# WHAT IS ASKED:
- A) Write out the passage on the Hierarchy of Compassion starting with "For after all, is" and going on through "the spiritual life.".
- B) In the passage on the Hierarchy of Compassion, condense the paragraph beginning "For after all, is not this aim" into a shorter version that keeps its main facts.
- C) From the passage on the Hierarchy of Compassion, list the classes of beings described as each a stage nearer to the divine than the class before it.

**** TEXT ****

Therefore through each monad, if we so will it, run the streams of intellectual omniscience, which streams are transmitted to us even through the beclouding veils of the intermediate nature; for we derive both that spiritual life and that intellectual omniscience — in other words, bliss and pure consciousness and pure understanding — from the divine which is at the heart or core of every man and of every woman; yes, and also at the heart and the core of the beings beneath us, though they as yet have not evolved the sensitive vehicle which can translate those sublime and supernal mysteries into comprehensible thought-form through their lack of the necessary organ of thought, which in them has not yet expressed itself as a self-conscious faculty.
The human beings who are the chelas of the Teachers, and the Teachers themselves, and the Teachers of the Teachers, are each one respectively a stage nearer than the preceding class to that divine, a degree or a step higher in the buddhic hierarchy, in the Hierarchy of Compassion.
Let us recollect that we are the outmost rank or ring of that buddhic Hierarchy of Compassion, and it depends upon each one of us, not only upon the life that we live, but upon the ideas that we hold inshrined in our minds and in our hearts, to how great a degree we may become faithful transmitters and manifesters of the divine streams from that supernal source. When we can transmit these in their native crystalline purity, when our minds become transmitters so limpid and clear, so high in their aspirations and so unadulterate in their natures that we can consciously receive and pass on these life-giving streams, the streams of understanding from the fountain of the universal life, then indeed we are saviors of men, saviors of our fellows; and this is the goal to which the Teachers call us.
For after all, is not this aim the one which the Teachers have told us is the lifework of themselves, and should be the lifework of us at the present time? It is. In some countries they speak of a Christ; in other countries they speak of a Buddha; elsewhere they speak of one who has found the Way, the Path, who has found Tao. And in each case the reference is to one who has so completely subordinated his individuality to the universe that he thereby becomes the faithful transmitter of the spiritual life.
All these various names and titles mean the same thing. What is this meaning? It is that the mind and the heart, the understanding and the consciousness, and therefore the example and the life, are all at one, all in unity working along the same pathway leading to the sublime goal at which we have hinted; and this life so led brings not only to the heart of each one of us a peace and a joy which pass all ordinary human understanding, but it likewise enables us to give that peace and that joy to others.

**** INFORMATION GIVEN ****

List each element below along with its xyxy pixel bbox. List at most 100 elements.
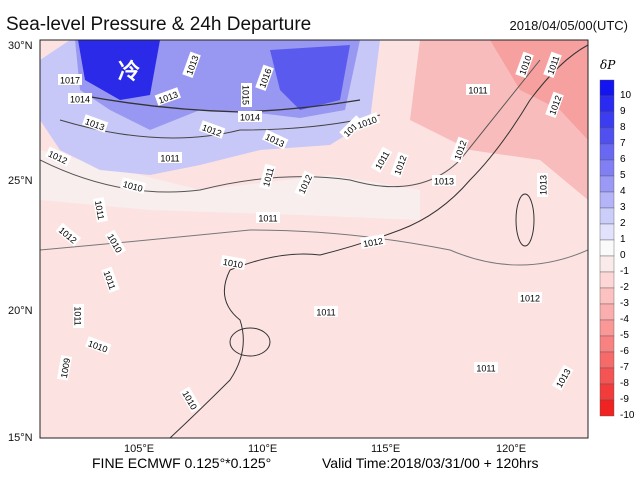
lon-label: 110°E (248, 443, 278, 455)
contour-label-bg (543, 51, 562, 78)
colorbar-label: 7 (620, 138, 626, 149)
contour-label-bg (92, 197, 108, 223)
contour-label-bg (360, 234, 386, 250)
colorbar-label: -7 (620, 362, 629, 373)
contour-1012 (40, 59, 541, 193)
colorbar-label: -5 (620, 330, 629, 341)
coastline-vietnam (169, 269, 244, 438)
colorbar-swatch (599, 127, 615, 145)
colorbar-label: 10 (620, 90, 632, 101)
contour-label-bg (238, 111, 262, 122)
contour-label: 1011 (258, 214, 277, 224)
hainan-island (229, 327, 271, 357)
contour-label-bg (474, 362, 498, 373)
neutral-area (40, 150, 420, 220)
colorbar-label: 5 (620, 170, 626, 181)
colorbar-swatch (599, 383, 615, 401)
valid-time: Valid Time:2018/03/31/00 + 120hrs (322, 455, 539, 471)
colorbar-label: -10 (620, 410, 635, 421)
contour-label: 1012 (520, 294, 540, 304)
contour-label: 1011 (476, 364, 495, 374)
model-info: FINE ECMWF 0.125°*0.125° (92, 455, 272, 471)
colorbar-swatch (599, 207, 615, 225)
contour-label-bg (199, 120, 226, 139)
colorbar-swatch (599, 271, 615, 289)
cold-area-strong-2 (270, 45, 350, 110)
contour-label: 1012 (362, 236, 383, 249)
colorbar-swatch (599, 319, 615, 337)
colorbar-label: 0 (620, 250, 626, 261)
contour-label-bg (85, 336, 112, 355)
contour-label-bg (68, 93, 92, 104)
colorbar-swatch (599, 175, 615, 193)
colorbar-swatch (599, 159, 615, 177)
contour-label-bg (432, 175, 456, 186)
contour-label-bg (518, 292, 542, 303)
contour-label-bg (353, 112, 380, 131)
contour-label-bg (45, 146, 72, 167)
contour-label: 1015 (241, 85, 251, 105)
contour-label-bg (515, 51, 534, 78)
contour-label-bg (82, 114, 109, 133)
issue-time: 2018/04/05/00(UTC) (509, 18, 628, 33)
contour-label-bg (537, 173, 548, 197)
contour-label-bg (179, 386, 202, 413)
contour-label-bg (55, 222, 82, 247)
colorbar-label: -2 (620, 282, 629, 293)
contour-label-bg (255, 64, 274, 91)
colorbar-label: 9 (620, 106, 626, 117)
colorbar-label: 4 (620, 186, 626, 197)
contour-label-bg (545, 91, 564, 118)
contour-label: 1013 (539, 175, 549, 195)
contour-label-bg (58, 74, 82, 85)
contour-label: 1011 (468, 86, 487, 96)
colorbar-label: 8 (620, 122, 626, 133)
contour-label-bg (390, 151, 409, 178)
contour-label-bg (314, 306, 338, 317)
contour-label: 1017 (60, 76, 80, 86)
colorbar (599, 79, 615, 417)
map-frame (39, 39, 589, 439)
coastline (229, 44, 588, 271)
contour-label-bg (551, 364, 574, 391)
contour-label: 1011 (316, 308, 335, 318)
colorbar-swatch (599, 223, 615, 241)
map-field (40, 40, 588, 438)
contour-label: 1009 (59, 357, 72, 378)
colorbar-swatch (599, 399, 615, 417)
contour-label: 1011 (93, 200, 106, 221)
colorbar-swatch (599, 255, 615, 273)
colorbar-swatch (599, 351, 615, 369)
cold-annotation: 冷 (118, 59, 141, 84)
contour-label-bg (101, 266, 120, 293)
warm-area-strong (490, 40, 588, 140)
contour-label: 1011 (73, 306, 83, 325)
colorbar-label: -9 (620, 394, 629, 405)
colorbar-swatch (599, 79, 615, 97)
contour-label: 1011 (261, 166, 276, 187)
contour-label-bg (120, 177, 147, 194)
colorbar-label: -4 (620, 314, 629, 325)
contour-label-bg (256, 212, 280, 223)
chart-title: Sea-level Pressure & 24h Departure (6, 14, 312, 35)
lat-label: 30°N (8, 40, 33, 52)
contour-label-bg (57, 355, 73, 381)
taiwan-island (515, 193, 535, 247)
contour-label-bg (450, 136, 469, 163)
colorbar-label: 6 (620, 154, 626, 165)
contour-label-bg (259, 163, 276, 190)
contour-label: 1010 (222, 257, 243, 270)
colorbar-swatch (599, 335, 615, 353)
contour-1013 (59, 114, 381, 139)
colorbar-swatch (599, 143, 615, 161)
colorbar-title: δP (600, 58, 616, 72)
lon-label: 120°E (496, 443, 527, 455)
contour-label: 1013 (434, 177, 454, 187)
colorbar-label: 3 (620, 202, 626, 213)
contour-label-bg (370, 146, 393, 173)
lon-label: 105°E (124, 443, 155, 455)
contour-label-bg (466, 84, 490, 95)
colorbar-swatch (599, 239, 615, 257)
colorbar-swatch (599, 111, 615, 129)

****

# COMPLETED EXERCISE:
- A)
For after all, is not this aim the one which the Teachers have told us is the lifework of themselves, and should be the lifework of us at the present time? It is. In some countries they speak of a Christ; in other countries they speak of a Buddha; elsewhere they speak of one who has found the Way, the Path, who has found Tao. And in each case the reference is to one who has so completely subordinated his individuality to the universe that he thereby becomes the faithful transmitter of the spiritual life.

- B) The Teachers have said that this aim is their own lifework and should be ours now. Some countries speak of a Christ, others of a Buddha, and elsewhere of one who has found the Way, the Path, or Tao. In each case the reference is to one who has so completely subordinated his individuality to the universe that he becomes the faithful transmitter of the spiritual life.

- C)
- The human beings who are the chelas of the Teachers
- The Teachers themselves
- The Teachers of the Teachers